— ENTRIES SUPPLIED —
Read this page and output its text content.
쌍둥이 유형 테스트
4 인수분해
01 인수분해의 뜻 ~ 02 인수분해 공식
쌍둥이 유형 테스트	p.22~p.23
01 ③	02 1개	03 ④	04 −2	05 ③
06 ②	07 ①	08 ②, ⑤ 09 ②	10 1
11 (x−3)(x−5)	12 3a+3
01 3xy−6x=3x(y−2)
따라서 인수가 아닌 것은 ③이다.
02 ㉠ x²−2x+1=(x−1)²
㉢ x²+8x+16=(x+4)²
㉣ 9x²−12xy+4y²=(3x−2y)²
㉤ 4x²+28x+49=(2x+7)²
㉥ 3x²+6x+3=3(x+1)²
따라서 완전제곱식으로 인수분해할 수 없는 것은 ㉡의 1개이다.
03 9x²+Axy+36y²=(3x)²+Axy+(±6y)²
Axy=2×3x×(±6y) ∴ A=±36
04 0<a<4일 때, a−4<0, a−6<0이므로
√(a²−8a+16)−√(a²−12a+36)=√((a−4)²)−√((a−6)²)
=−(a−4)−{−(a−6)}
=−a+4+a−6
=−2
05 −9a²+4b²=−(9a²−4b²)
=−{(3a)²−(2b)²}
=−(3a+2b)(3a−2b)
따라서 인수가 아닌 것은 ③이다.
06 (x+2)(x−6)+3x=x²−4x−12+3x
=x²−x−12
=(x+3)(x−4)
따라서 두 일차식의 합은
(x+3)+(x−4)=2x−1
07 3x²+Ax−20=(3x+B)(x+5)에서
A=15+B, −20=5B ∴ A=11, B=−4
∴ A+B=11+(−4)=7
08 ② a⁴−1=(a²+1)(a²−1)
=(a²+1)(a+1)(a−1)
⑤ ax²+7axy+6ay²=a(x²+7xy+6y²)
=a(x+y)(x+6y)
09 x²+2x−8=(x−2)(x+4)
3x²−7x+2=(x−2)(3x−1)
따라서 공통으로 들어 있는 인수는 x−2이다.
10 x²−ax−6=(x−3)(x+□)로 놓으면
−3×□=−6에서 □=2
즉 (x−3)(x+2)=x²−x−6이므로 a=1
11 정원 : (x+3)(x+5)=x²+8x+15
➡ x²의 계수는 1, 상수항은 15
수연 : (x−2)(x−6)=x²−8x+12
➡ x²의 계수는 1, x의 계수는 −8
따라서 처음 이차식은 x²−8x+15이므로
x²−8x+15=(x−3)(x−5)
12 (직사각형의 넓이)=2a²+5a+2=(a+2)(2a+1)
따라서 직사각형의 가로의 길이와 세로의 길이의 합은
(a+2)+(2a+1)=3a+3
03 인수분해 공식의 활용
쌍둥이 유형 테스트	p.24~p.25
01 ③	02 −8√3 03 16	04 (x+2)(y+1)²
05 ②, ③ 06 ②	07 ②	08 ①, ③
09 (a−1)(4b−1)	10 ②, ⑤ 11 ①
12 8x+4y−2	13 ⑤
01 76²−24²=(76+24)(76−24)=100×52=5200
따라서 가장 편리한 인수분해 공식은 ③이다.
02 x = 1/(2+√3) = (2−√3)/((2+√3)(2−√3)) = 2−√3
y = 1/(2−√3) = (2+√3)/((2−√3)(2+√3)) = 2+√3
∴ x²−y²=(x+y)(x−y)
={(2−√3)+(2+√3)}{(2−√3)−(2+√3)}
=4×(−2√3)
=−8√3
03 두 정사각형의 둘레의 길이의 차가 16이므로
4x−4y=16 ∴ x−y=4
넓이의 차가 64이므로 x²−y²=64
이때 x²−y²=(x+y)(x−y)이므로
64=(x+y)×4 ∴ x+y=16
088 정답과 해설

— STATED TASK —
Write out the records above again, keeping each one identical to the original.

— WRITTEN ANSWER —
Read this page and output its text content.
쌍둥이 유형 테스트
4 인수분해
01 인수분해의 뜻 ~ 02 인수분해 공식
쌍둥이 유형 테스트	p.22~p.23
01 ③	02 1개	03 ④	04 −2	05 ③
06 ②	07 ①	08 ②, ⑤ 09 ②	10 1
11 (x−3)(x−5)	12 3a+3
01 3xy−6x=3x(y−2)
따라서 인수가 아닌 것은 ③이다.
02 ㉠ x²−2x+1=(x−1)²
㉢ x²+8x+16=(x+4)²
㉣ 9x²−12xy+4y²=(3x−2y)²
㉤ 4x²+28x+49=(2x+7)²
㉥ 3x²+6x+3=3(x+1)²
따라서 완전제곱식으로 인수분해할 수 없는 것은 ㉡의 1개이다.
03 9x²+Axy+36y²=(3x)²+Axy+(±6y)²
Axy=2×3x×(±6y) ∴ A=±36
04 0<a<4일 때, a−4<0, a−6<0이므로
√(a²−8a+16)−√(a²−12a+36)=√((a−4)²)−√((a−6)²)
=−(a−4)−{−(a−6)}
=−a+4+a−6
=−2
05 −9a²+4b²=−(9a²−4b²)
=−{(3a)²−(2b)²}
=−(3a+2b)(3a−2b)
따라서 인수가 아닌 것은 ③이다.
06 (x+2)(x−6)+3x=x²−4x−12+3x
=x²−x−12
=(x+3)(x−4)
따라서 두 일차식의 합은
(x+3)+(x−4)=2x−1
07 3x²+Ax−20=(3x+B)(x+5)에서
A=15+B, −20=5B ∴ A=11, B=−4
∴ A+B=11+(−4)=7
08 ② a⁴−1=(a²+1)(a²−1)
=(a²+1)(a+1)(a−1)
⑤ ax²+7axy+6ay²=a(x²+7xy+6y²)
=a(x+y)(x+6y)
09 x²+2x−8=(x−2)(x+4)
3x²−7x+2=(x−2)(3x−1)
따라서 공통으로 들어 있는 인수는 x−2이다.
10 x²−ax−6=(x−3)(x+□)로 놓으면
−3×□=−6에서 □=2
즉 (x−3)(x+2)=x²−x−6이므로 a=1
11 정원 : (x+3)(x+5)=x²+8x+15
➡ x²의 계수는 1, 상수항은 15
수연 : (x−2)(x−6)=x²−8x+12
➡ x²의 계수는 1, x의 계수는 −8
따라서 처음 이차식은 x²−8x+15이므로
x²−8x+15=(x−3)(x−5)
12 (직사각형의 넓이)=2a²+5a+2=(a+2)(2a+1)
따라서 직사각형의 가로의 길이와 세로의 길이의 합은
(a+2)+(2a+1)=3a+3
03 인수분해 공식의 활용
쌍둥이 유형 테스트	p.24~p.25
01 ③	02 −8√3 03 16	04 (x+2)(y+1)²
05 ②, ③ 06 ②	07 ②	08 ①, ③
09 (a−1)(4b−1)	10 ②, ⑤ 11 ①
12 8x+4y−2	13 ⑤
01 76²−24²=(76+24)(76−24)=100×52=5200
따라서 가장 편리한 인수분해 공식은 ③이다.
02 x = 1/(2+√3) = (2−√3)/((2+√3)(2−√3)) = 2−√3
y = 1/(2−√3) = (2+√3)/((2−√3)(2+√3)) = 2+√3
∴ x²−y²=(x+y)(x−y)
={(2−√3)+(2+√3)}{(2−√3)−(2+√3)}
=4×(−2√3)
=−8√3
03 두 정사각형의 둘레의 길이의 차가 16이므로
4x−4y=16 ∴ x−y=4
넓이의 차가 64이므로 x²−y²=64
이때 x²−y²=(x+y)(x−y)이므로
64=(x+y)×4 ∴ x+y=16
088 정답과 해설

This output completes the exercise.